■ WHAT IS BEING ASKED:
Reproduce every entry that follows word for word, but omit the images.
·····
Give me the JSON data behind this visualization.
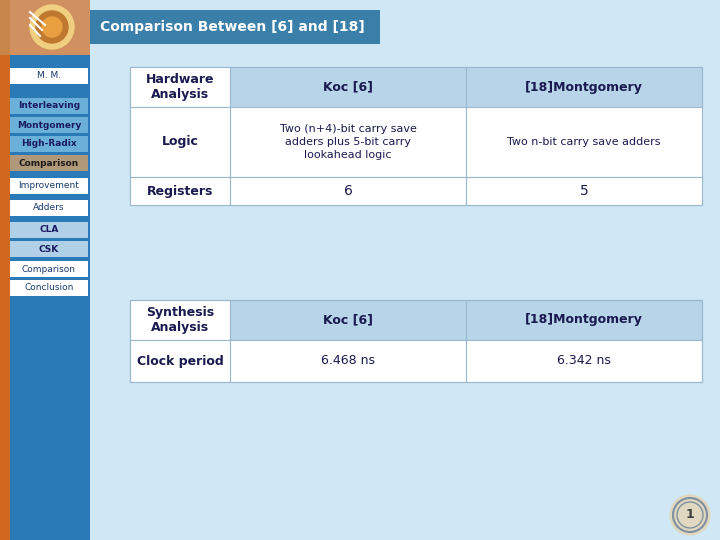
{
  "title": "Comparison Between [6] and [18]",
  "title_bg": "#3a7faa",
  "title_text_color": "#ffffff",
  "bg_color": "#d0e8f5",
  "sidebar_bg": "#2a7ab8",
  "sidebar_orange": "#d06820",
  "sidebar_items": [
    {
      "label": "M. M.",
      "style": "white"
    },
    {
      "label": "Interleaving",
      "style": "blue"
    },
    {
      "label": "Montgomery",
      "style": "blue"
    },
    {
      "label": "High-Radix",
      "style": "blue"
    },
    {
      "label": "Comparison",
      "style": "active"
    },
    {
      "label": "Improvement",
      "style": "white"
    },
    {
      "label": "Adders",
      "style": "white"
    },
    {
      "label": "CLA",
      "style": "light"
    },
    {
      "label": "CSK",
      "style": "light"
    },
    {
      "label": "Comparison",
      "style": "white"
    },
    {
      "label": "Conclusion",
      "style": "white"
    }
  ],
  "table_border": "#9ab8d0",
  "table_header_bg": "#b8d4e8",
  "table_white": "#ffffff",
  "table_text": "#1a1a50",
  "t1_label": "Hardware\nAnalysis",
  "t1_col1": "Koc [6]",
  "t1_col2": "[18]Montgomery",
  "t1_r1_label": "Logic",
  "t1_r1_c1": "Two (n+4)-bit carry save\nadders plus 5-bit carry\nlookahead logic",
  "t1_r1_c2": "Two n-bit carry save adders",
  "t1_r2_label": "Registers",
  "t1_r2_c1": "6",
  "t1_r2_c2": "5",
  "t2_label": "Synthesis\nAnalysis",
  "t2_col1": "Koc [6]",
  "t2_col2": "[18]Montgomery",
  "t2_r1_label": "Clock period",
  "t2_r1_c1": "6.468 ns",
  "t2_r1_c2": "6.342 ns"
}
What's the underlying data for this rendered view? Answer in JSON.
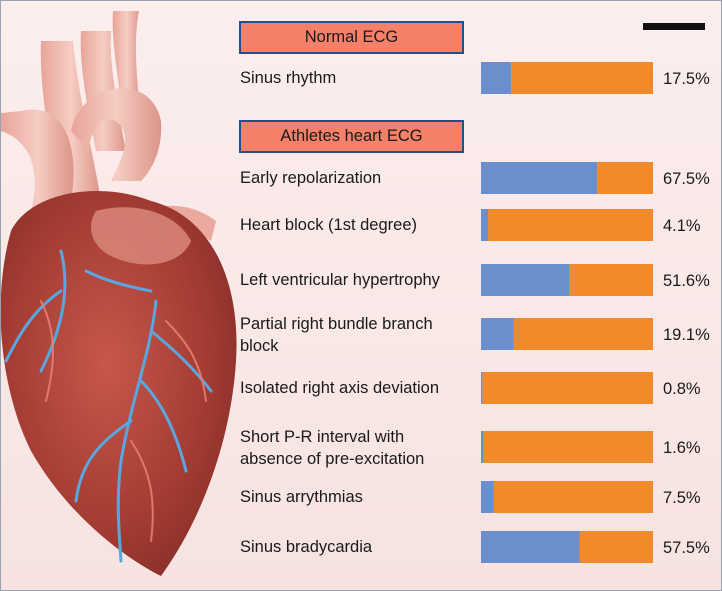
·····
■ THE COMPLETED TASK:
Give me the JSON data behind this visualization.
{
  "title": "Comparison Between [6] and [18]",
  "title_bg": "#3a7faa",
  "title_text_color": "#ffffff",
  "bg_color": "#d0e8f5",
  "sidebar_bg": "#2a7ab8",
  "sidebar_orange": "#d06820",
  "sidebar_items": [
    {
      "label": "M. M.",
      "style": "white"
    },
    {
      "label": "Interleaving",
      "style": "blue"
    },
    {
      "label": "Montgomery",
      "style": "blue"
    },
    {
      "label": "High-Radix",
      "style": "blue"
    },
    {
      "label": "Comparison",
      "style": "active"
    },
    {
      "label": "Improvement",
      "style": "white"
    },
    {
      "label": "Adders",
      "style": "white"
    },
    {
      "label": "CLA",
      "style": "light"
    },
    {
      "label": "CSK",
      "style": "light"
    },
    {
      "label": "Comparison",
      "style": "white"
    },
    {
      "label": "Conclusion",
      "style": "white"
    }
  ],
  "table_border": "#9ab8d0",
  "table_header_bg": "#b8d4e8",
  "table_white": "#ffffff",
  "table_text": "#1a1a50",
  "t1_label": "Hardware\nAnalysis",
  "t1_col1": "Koc [6]",
  "t1_col2": "[18]Montgomery",
  "t1_r1_label": "Logic",
  "t1_r1_c1": "Two (n+4)-bit carry save\nadders plus 5-bit carry\nlookahead logic",
  "t1_r1_c2": "Two n-bit carry save adders",
  "t1_r2_label": "Registers",
  "t1_r2_c1": "6",
  "t1_r2_c2": "5",
  "t2_label": "Synthesis\nAnalysis",
  "t2_col1": "Koc [6]",
  "t2_col2": "[18]Montgomery",
  "t2_r1_label": "Clock period",
  "t2_r1_c1": "6.468 ns",
  "t2_r1_c2": "6.342 ns"
}
What's the underlying data for this rendered view? Answer in JSON.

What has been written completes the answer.